DATA: Begin

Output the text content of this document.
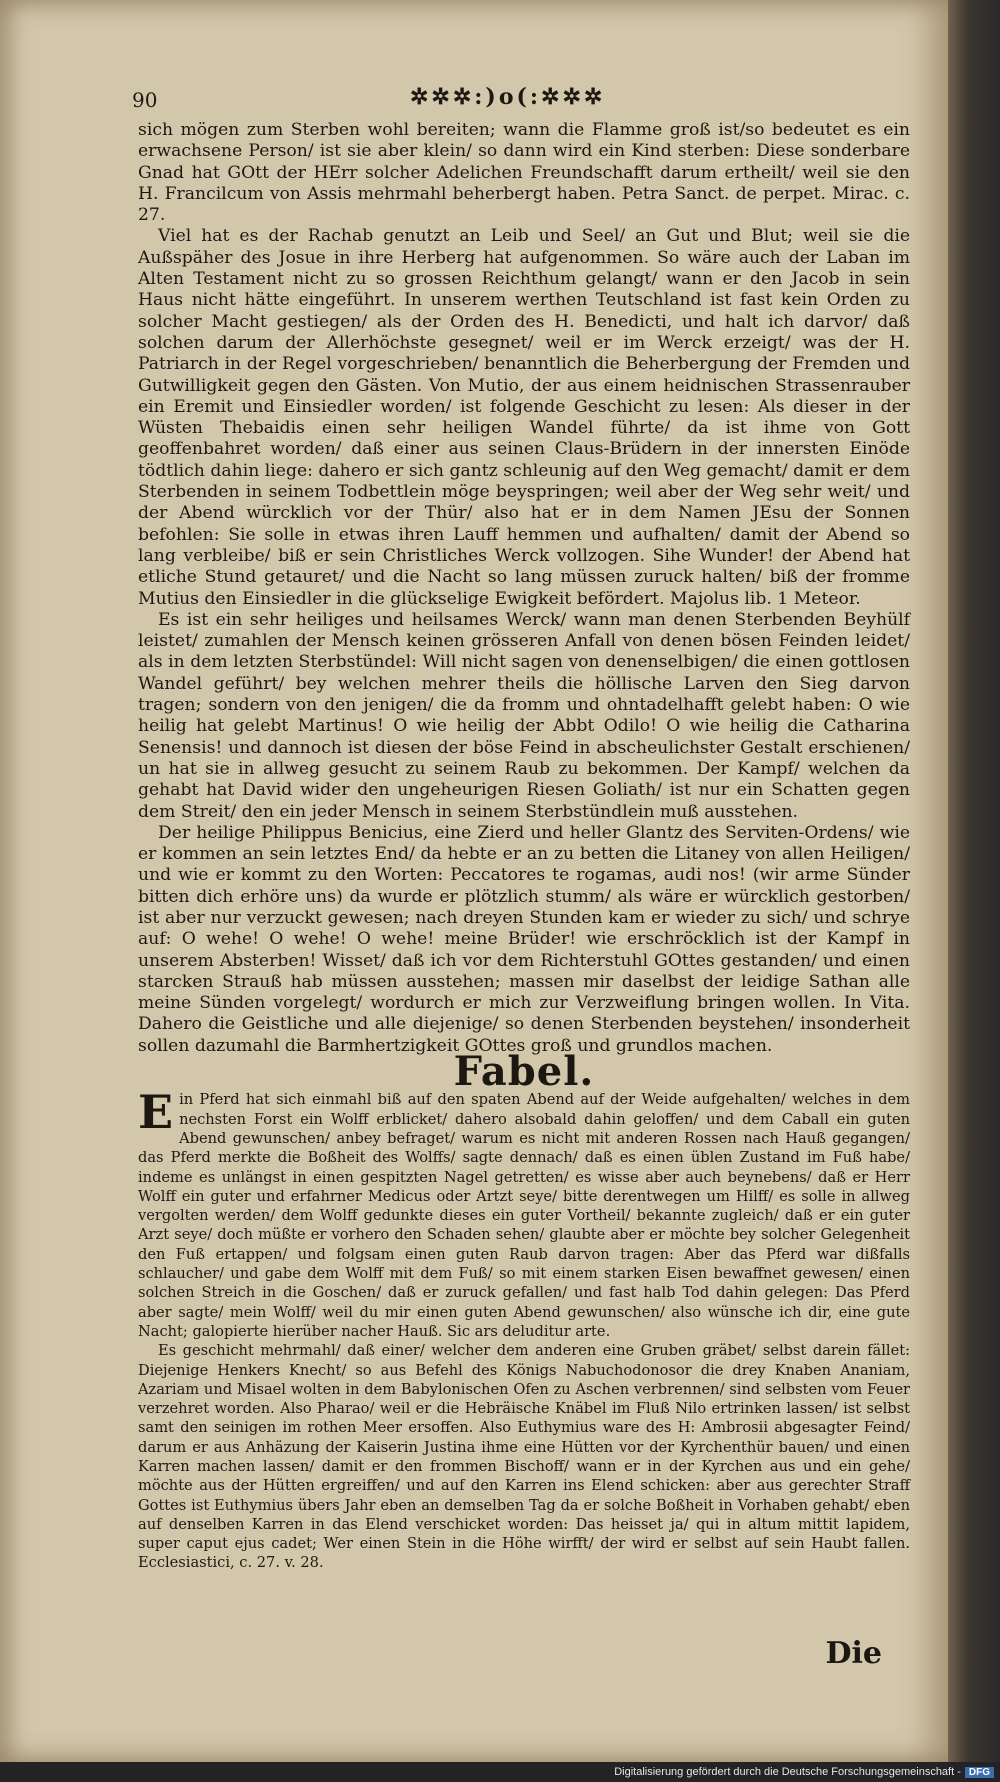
90	✲✲✲:)o(:✲✲✲

sich mögen zum Sterben wohl bereiten; wann die Flamme groß ist/so bedeutet es ein erwachsene Person/ ist sie aber klein/ so dann wird ein Kind sterben: Diese sonderbare Gnad hat GOtt der HErr solcher Adelichen Freundschafft darum ertheilt/ weil sie den H. Francilcum von Assis mehrmahl beherbergt haben. Petra Sanct. de perpet. Mirac. c. 27.

Viel hat es der Rachab genutzt an Leib und Seel/ an Gut und Blut; weil sie die Außspäher des Josue in ihre Herberg hat aufgenommen. So wäre auch der Laban im Alten Testament nicht zu so grossen Reichthum gelangt/ wann er den Jacob in sein Haus nicht hätte eingeführt. In unserem werthen Teutschland ist fast kein Orden zu solcher Macht gestiegen/ als der Orden des H. Benedicti, und halt ich darvor/ daß solchen darum der Allerhöchste gesegnet/ weil er im Werck erzeigt/ was der H. Patriarch in der Regel vorgeschrieben/ benanntlich die Beherbergung der Fremden und Gutwilligkeit gegen den Gästen. Von Mutio, der aus einem heidnischen Strassenrauber ein Eremit und Einsiedler worden/ ist folgende Geschicht zu lesen: Als dieser in der Wüsten Thebaidis einen sehr heiligen Wandel führte/ da ist ihme von Gott geoffenbahret worden/ daß einer aus seinen Claus-Brüdern in der innersten Einöde tödtlich dahin liege: dahero er sich gantz schleunig auf den Weg gemacht/ damit er dem Sterbenden in seinem Todbettlein möge beyspringen; weil aber der Weg sehr weit/ und der Abend würcklich vor der Thür/ also hat er in dem Namen JEsu der Sonnen befohlen: Sie solle in etwas ihren Lauff hemmen und aufhalten/ damit der Abend so lang verbleibe/ biß er sein Christliches Werck vollzogen. Sihe Wunder! der Abend hat etliche Stund getauret/ und die Nacht so lang müssen zuruck halten/ biß der fromme Mutius den Einsiedler in die glückselige Ewigkeit befördert. Majolus lib. 1 Meteor.

Es ist ein sehr heiliges und heilsames Werck/ wann man denen Sterbenden Beyhülf leistet/ zumahlen der Mensch keinen grösseren Anfall von denen bösen Feinden leidet/ als in dem letzten Sterbstündel: Will nicht sagen von denenselbigen/ die einen gottlosen Wandel geführt/ bey welchen mehrer theils die höllische Larven den Sieg darvon tragen; sondern von den jenigen/ die da fromm und ohntadelhafft gelebt haben: O wie heilig hat gelebt Martinus! O wie heilig der Abbt Odilo! O wie heilig die Catharina Senensis! und dannoch ist diesen der böse Feind in abscheulichster Gestalt erschienen/ un hat sie in allweg gesucht zu seinem Raub zu bekommen. Der Kampf/ welchen da gehabt hat David wider den ungeheurigen Riesen Goliath/ ist nur ein Schatten gegen dem Streit/ den ein jeder Mensch in seinem Sterbstündlein muß ausstehen.

Der heilige Philippus Benicius, eine Zierd und heller Glantz des Serviten-Ordens/ wie er kommen an sein letztes End/ da hebte er an zu betten die Litaney von allen Heiligen/ und wie er kommt zu den Worten: Peccatores te rogamas, audi nos! (wir arme Sünder bitten dich erhöre uns) da wurde er plötzlich stumm/ als wäre er würcklich gestorben/ ist aber nur verzuckt gewesen; nach dreyen Stunden kam er wieder zu sich/ und schrye auf: O wehe! O wehe! O wehe! meine Brüder! wie erschröcklich ist der Kampf in unserem Absterben! Wisset/ daß ich vor dem Richterstuhl GOttes gestanden/ und einen starcken Strauß hab müssen ausstehen; massen mir daselbst der leidige Sathan alle meine Sünden vorgelegt/ wordurch er mich zur Verzweiflung bringen wollen. In Vita. Dahero die Geistliche und alle diejenige/ so denen Sterbenden beystehen/ insonderheit sollen dazumahl die Barmhertzigkeit GOttes groß und grundlos machen.

Fabel.

Ein Pferd hat sich einmahl biß auf den spaten Abend auf der Weide aufgehalten/ welches in dem nechsten Forst ein Wolff erblicket/ dahero alsobald dahin geloffen/ und dem Caball ein guten Abend gewunschen/ anbey befraget/ warum es nicht mit anderen Rossen nach Hauß gegangen/ das Pferd merkte die Boßheit des Wolffs/ sagte dennach/ daß es einen üblen Zustand im Fuß habe/ indeme es unlängst in einen gespitzten Nagel getretten/ es wisse aber auch beynebens/ daß er Herr Wolff ein guter und erfahrner Medicus oder Artzt seye/ bitte derentwegen um Hilff/ es solle in allweg vergolten werden/ dem Wolff gedunkte dieses ein guter Vortheil/ bekannte zugleich/ daß er ein guter Arzt seye/ doch müßte er vorhero den Schaden sehen/ glaubte aber er möchte bey solcher Gelegenheit den Fuß ertappen/ und folgsam einen guten Raub darvon tragen: Aber das Pferd war dißfalls schlaucher/ und gabe dem Wolff mit dem Fuß/ so mit einem starken Eisen bewaffnet gewesen/ einen solchen Streich in die Goschen/ daß er zuruck gefallen/ und fast halb Tod dahin gelegen: Das Pferd aber sagte/ mein Wolff/ weil du mir einen guten Abend gewunschen/ also wünsche ich dir, eine gute Nacht; galopierte hierüber nacher Hauß. Sic ars deluditur arte.

Es geschicht mehrmahl/ daß einer/ welcher dem anderen eine Gruben gräbet/ selbst darein fället: Diejenige Henkers Knecht/ so aus Befehl des Königs Nabuchodonosor die drey Knaben Ananiam, Azariam und Misael wolten in dem Babylonischen Ofen zu Aschen verbrennen/ sind selbsten vom Feuer verzehret worden. Also Pharao/ weil er die Hebräische Knäbel im Fluß Nilo ertrinken lassen/ ist selbst samt den seinigen im rothen Meer ersoffen. Also Euthymius ware des H: Ambrosii abgesagter Feind/ darum er aus Anhäzung der Kaiserin Justina ihme eine Hütten vor der Kyrchenthür bauen/ und einen Karren machen lassen/ damit er den frommen Bischoff/ wann er in der Kyrchen aus und ein gehe/ möchte aus der Hütten ergreiffen/ und auf den Karren ins Elend schicken: aber aus gerechter Straff Gottes ist Euthymius übers Jahr eben an demselben Tag da er solche Boßheit in Vorhaben gehabt/ eben auf denselben Karren in das Elend verschicket worden: Das heisset ja/ qui in altum mittit lapidem, super caput ejus cadet; Wer einen Stein in die Höhe wirfft/ der wird er selbst auf sein Haubt fallen. Ecclesiastici, c. 27. v. 28.

Die
Digitalisierung gefördert durch die Deutsche Forschungsgemeinschaft - DFG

DATA: End

WHAT IS NEEDED =>
Please give the material above again in full, with no pictures in your version.

TASK SOLUTION =>
Output the text content of this document.
90	✲✲✲:)o(:✲✲✲

sich mögen zum Sterben wohl bereiten; wann die Flamme groß ist/so bedeutet es ein erwachsene Person/ ist sie aber klein/ so dann wird ein Kind sterben: Diese sonderbare Gnad hat GOtt der HErr solcher Adelichen Freundschafft darum ertheilt/ weil sie den H. Francilcum von Assis mehrmahl beherbergt haben. Petra Sanct. de perpet. Mirac. c. 27.

Viel hat es der Rachab genutzt an Leib und Seel/ an Gut und Blut; weil sie die Außspäher des Josue in ihre Herberg hat aufgenommen. So wäre auch der Laban im Alten Testament nicht zu so grossen Reichthum gelangt/ wann er den Jacob in sein Haus nicht hätte eingeführt. In unserem werthen Teutschland ist fast kein Orden zu solcher Macht gestiegen/ als der Orden des H. Benedicti, und halt ich darvor/ daß solchen darum der Allerhöchste gesegnet/ weil er im Werck erzeigt/ was der H. Patriarch in der Regel vorgeschrieben/ benanntlich die Beherbergung der Fremden und Gutwilligkeit gegen den Gästen. Von Mutio, der aus einem heidnischen Strassenrauber ein Eremit und Einsiedler worden/ ist folgende Geschicht zu lesen: Als dieser in der Wüsten Thebaidis einen sehr heiligen Wandel führte/ da ist ihme von Gott geoffenbahret worden/ daß einer aus seinen Claus-Brüdern in der innersten Einöde tödtlich dahin liege: dahero er sich gantz schleunig auf den Weg gemacht/ damit er dem Sterbenden in seinem Todbettlein möge beyspringen; weil aber der Weg sehr weit/ und der Abend würcklich vor der Thür/ also hat er in dem Namen JEsu der Sonnen befohlen: Sie solle in etwas ihren Lauff hemmen und aufhalten/ damit der Abend so lang verbleibe/ biß er sein Christliches Werck vollzogen. Sihe Wunder! der Abend hat etliche Stund getauret/ und die Nacht so lang müssen zuruck halten/ biß der fromme Mutius den Einsiedler in die glückselige Ewigkeit befördert. Majolus lib. 1 Meteor.

Es ist ein sehr heiliges und heilsames Werck/ wann man denen Sterbenden Beyhülf leistet/ zumahlen der Mensch keinen grösseren Anfall von denen bösen Feinden leidet/ als in dem letzten Sterbstündel: Will nicht sagen von denenselbigen/ die einen gottlosen Wandel geführt/ bey welchen mehrer theils die höllische Larven den Sieg darvon tragen; sondern von den jenigen/ die da fromm und ohntadelhafft gelebt haben: O wie heilig hat gelebt Martinus! O wie heilig der Abbt Odilo! O wie heilig die Catharina Senensis! und dannoch ist diesen der böse Feind in abscheulichster Gestalt erschienen/ un hat sie in allweg gesucht zu seinem Raub zu bekommen. Der Kampf/ welchen da gehabt hat David wider den ungeheurigen Riesen Goliath/ ist nur ein Schatten gegen dem Streit/ den ein jeder Mensch in seinem Sterbstündlein muß ausstehen.

Der heilige Philippus Benicius, eine Zierd und heller Glantz des Serviten-Ordens/ wie er kommen an sein letztes End/ da hebte er an zu betten die Litaney von allen Heiligen/ und wie er kommt zu den Worten: Peccatores te rogamas, audi nos! (wir arme Sünder bitten dich erhöre uns) da wurde er plötzlich stumm/ als wäre er würcklich gestorben/ ist aber nur verzuckt gewesen; nach dreyen Stunden kam er wieder zu sich/ und schrye auf: O wehe! O wehe! O wehe! meine Brüder! wie erschröcklich ist der Kampf in unserem Absterben! Wisset/ daß ich vor dem Richterstuhl GOttes gestanden/ und einen starcken Strauß hab müssen ausstehen; massen mir daselbst der leidige Sathan alle meine Sünden vorgelegt/ wordurch er mich zur Verzweiflung bringen wollen. In Vita. Dahero die Geistliche und alle diejenige/ so denen Sterbenden beystehen/ insonderheit sollen dazumahl die Barmhertzigkeit GOttes groß und grundlos machen.

Fabel.

Ein Pferd hat sich einmahl biß auf den spaten Abend auf der Weide aufgehalten/ welches in dem nechsten Forst ein Wolff erblicket/ dahero alsobald dahin geloffen/ und dem Caball ein guten Abend gewunschen/ anbey befraget/ warum es nicht mit anderen Rossen nach Hauß gegangen/ das Pferd merkte die Boßheit des Wolffs/ sagte dennach/ daß es einen üblen Zustand im Fuß habe/ indeme es unlängst in einen gespitzten Nagel getretten/ es wisse aber auch beynebens/ daß er Herr Wolff ein guter und erfahrner Medicus oder Artzt seye/ bitte derentwegen um Hilff/ es solle in allweg vergolten werden/ dem Wolff gedunkte dieses ein guter Vortheil/ bekannte zugleich/ daß er ein guter Arzt seye/ doch müßte er vorhero den Schaden sehen/ glaubte aber er möchte bey solcher Gelegenheit den Fuß ertappen/ und folgsam einen guten Raub darvon tragen: Aber das Pferd war dißfalls schlaucher/ und gabe dem Wolff mit dem Fuß/ so mit einem starken Eisen bewaffnet gewesen/ einen solchen Streich in die Goschen/ daß er zuruck gefallen/ und fast halb Tod dahin gelegen: Das Pferd aber sagte/ mein Wolff/ weil du mir einen guten Abend gewunschen/ also wünsche ich dir, eine gute Nacht; galopierte hierüber nacher Hauß. Sic ars deluditur arte.

Es geschicht mehrmahl/ daß einer/ welcher dem anderen eine Gruben gräbet/ selbst darein fället: Diejenige Henkers Knecht/ so aus Befehl des Königs Nabuchodonosor die drey Knaben Ananiam, Azariam und Misael wolten in dem Babylonischen Ofen zu Aschen verbrennen/ sind selbsten vom Feuer verzehret worden. Also Pharao/ weil er die Hebräische Knäbel im Fluß Nilo ertrinken lassen/ ist selbst samt den seinigen im rothen Meer ersoffen. Also Euthymius ware des H: Ambrosii abgesagter Feind/ darum er aus Anhäzung der Kaiserin Justina ihme eine Hütten vor der Kyrchenthür bauen/ und einen Karren machen lassen/ damit er den frommen Bischoff/ wann er in der Kyrchen aus und ein gehe/ möchte aus der Hütten ergreiffen/ und auf den Karren ins Elend schicken: aber aus gerechter Straff Gottes ist Euthymius übers Jahr eben an demselben Tag da er solche Boßheit in Vorhaben gehabt/ eben auf denselben Karren in das Elend verschicket worden: Das heisset ja/ qui in altum mittit lapidem, super caput ejus cadet; Wer einen Stein in die Höhe wirfft/ der wird er selbst auf sein Haubt fallen. Ecclesiastici, c. 27. v. 28.

Die
Digitalisierung gefördert durch die Deutsche Forschungsgemeinschaft - DFG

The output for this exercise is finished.